TASK DIRECTIONS ::
Below are some records. Pull every line that contains the word "Land".

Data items
## begin

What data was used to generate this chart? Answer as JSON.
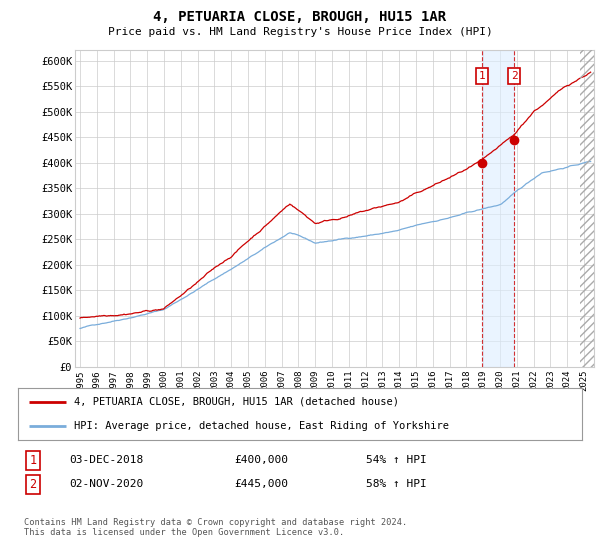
{
  "title": "4, PETUARIA CLOSE, BROUGH, HU15 1AR",
  "subtitle": "Price paid vs. HM Land Registry's House Price Index (HPI)",
  "ylim": [
    0,
    620000
  ],
  "yticks": [
    0,
    50000,
    100000,
    150000,
    200000,
    250000,
    300000,
    350000,
    400000,
    450000,
    500000,
    550000,
    600000
  ],
  "ytick_labels": [
    "£0",
    "£50K",
    "£100K",
    "£150K",
    "£200K",
    "£250K",
    "£300K",
    "£350K",
    "£400K",
    "£450K",
    "£500K",
    "£550K",
    "£600K"
  ],
  "xtick_years": [
    1995,
    1996,
    1997,
    1998,
    1999,
    2000,
    2001,
    2002,
    2003,
    2004,
    2005,
    2006,
    2007,
    2008,
    2009,
    2010,
    2011,
    2012,
    2013,
    2014,
    2015,
    2016,
    2017,
    2018,
    2019,
    2020,
    2021,
    2022,
    2023,
    2024,
    2025
  ],
  "sale1_date": 2018.92,
  "sale1_price": 400000,
  "sale1_date_str": "03-DEC-2018",
  "sale1_pct": "54%",
  "sale2_date": 2020.84,
  "sale2_price": 445000,
  "sale2_date_str": "02-NOV-2020",
  "sale2_pct": "58%",
  "line_color_property": "#cc0000",
  "line_color_hpi": "#7aaddb",
  "sale_marker_color": "#cc0000",
  "legend_label_property": "4, PETUARIA CLOSE, BROUGH, HU15 1AR (detached house)",
  "legend_label_hpi": "HPI: Average price, detached house, East Riding of Yorkshire",
  "footer": "Contains HM Land Registry data © Crown copyright and database right 2024.\nThis data is licensed under the Open Government Licence v3.0.",
  "grid_color": "#cccccc",
  "bg_color": "#ffffff",
  "shade_color": "#ddeeff",
  "hatch_start": 2024.75,
  "xlim_left": 1994.7,
  "xlim_right": 2025.6
}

## end

EXPECTED ANSWER ::
  "subtitle": "Price paid vs. HM Land Registry's House Price Index (HPI)",
  "footer": "Contains HM Land Registry data © Crown copyright and database right 2024.\nThis data is licensed under the Open Government Licence v3.0.",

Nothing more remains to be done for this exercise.